Work to do ::
Show each line of the data below that has the string "this" in it.

Data extract ::
((

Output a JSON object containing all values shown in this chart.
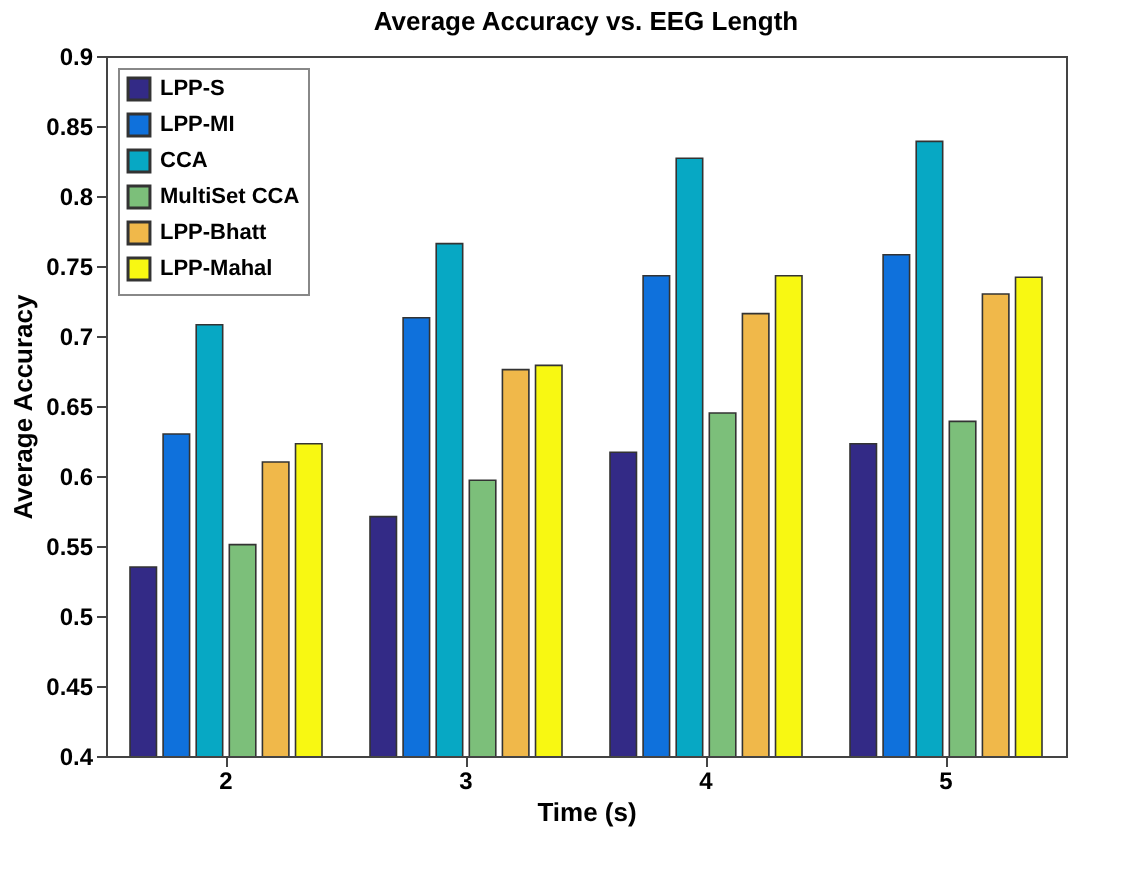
{
  "chart_data": {
    "type": "bar",
    "title": "Average Accuracy vs. EEG Length",
    "xlabel": "Time (s)",
    "ylabel": "Average Accuracy",
    "categories": [
      "2",
      "3",
      "4",
      "5"
    ],
    "series": [
      {
        "name": "LPP-S",
        "color": "#332a86",
        "values": [
          0.535,
          0.571,
          0.617,
          0.623
        ]
      },
      {
        "name": "LPP-MI",
        "color": "#0f71dc",
        "values": [
          0.63,
          0.713,
          0.743,
          0.758
        ]
      },
      {
        "name": "CCA",
        "color": "#07a8c4",
        "values": [
          0.708,
          0.766,
          0.827,
          0.839
        ]
      },
      {
        "name": "MultiSet CCA",
        "color": "#7cbf7a",
        "values": [
          0.551,
          0.597,
          0.645,
          0.639
        ]
      },
      {
        "name": "LPP-Bhatt",
        "color": "#f0b84a",
        "values": [
          0.61,
          0.676,
          0.716,
          0.73
        ]
      },
      {
        "name": "LPP-Mahal",
        "color": "#f8f812",
        "values": [
          0.623,
          0.679,
          0.743,
          0.742
        ]
      }
    ],
    "ylim": [
      0.4,
      0.9
    ],
    "yticks": [
      0.4,
      0.45,
      0.5,
      0.55,
      0.6,
      0.65,
      0.7,
      0.75,
      0.8,
      0.85,
      0.9
    ],
    "grid": false,
    "legend": "top left"
  }
}
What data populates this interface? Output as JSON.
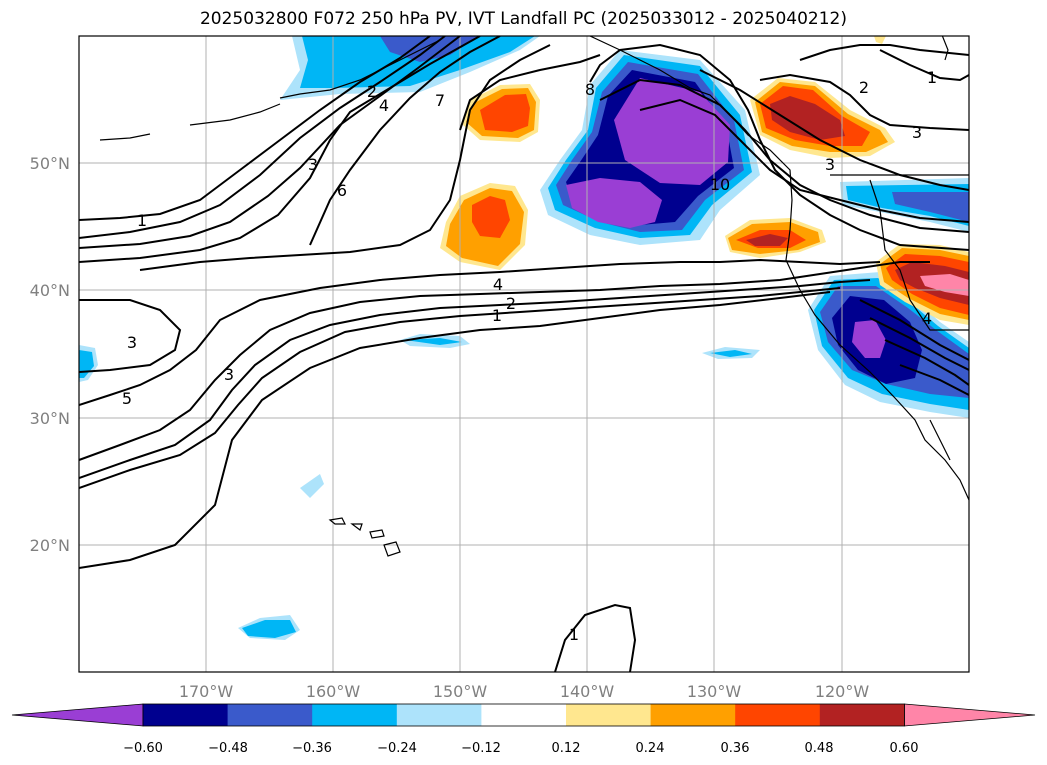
{
  "title": "2025032800 F072 250 hPa PV, IVT Landfall PC (2025033012 - 2025040212)",
  "map": {
    "projection": "PlateCarree",
    "lon_range": [
      -180,
      -110
    ],
    "lat_range": [
      10,
      60
    ],
    "lat_labels": [
      "50°N",
      "40°N",
      "30°N",
      "20°N"
    ],
    "lon_labels": [
      "170°W",
      "160°W",
      "150°W",
      "140°W",
      "130°W",
      "120°W"
    ],
    "gridlines": true
  },
  "contour_labels": [
    "1",
    "3",
    "3",
    "5",
    "3",
    "2",
    "4",
    "7",
    "6",
    "4",
    "2",
    "1",
    "8",
    "10",
    "2",
    "3",
    "1",
    "3",
    "4",
    "1"
  ],
  "colorbar": {
    "ticks": [
      "−0.60",
      "−0.48",
      "−0.36",
      "−0.24",
      "−0.12",
      "0.12",
      "0.24",
      "0.36",
      "0.48",
      "0.60"
    ],
    "colors": [
      "#9a3ed4",
      "#00008f",
      "#3a5acb",
      "#00b6f5",
      "#ade3fb",
      "#ffffff",
      "#ffe78f",
      "#ffa000",
      "#ff4500",
      "#b22222",
      "#ff85a8"
    ]
  }
}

))

Solution to the exercise ::
Output a JSON object containing all values shown in this chart.
What data populates this interface? Output as JSON.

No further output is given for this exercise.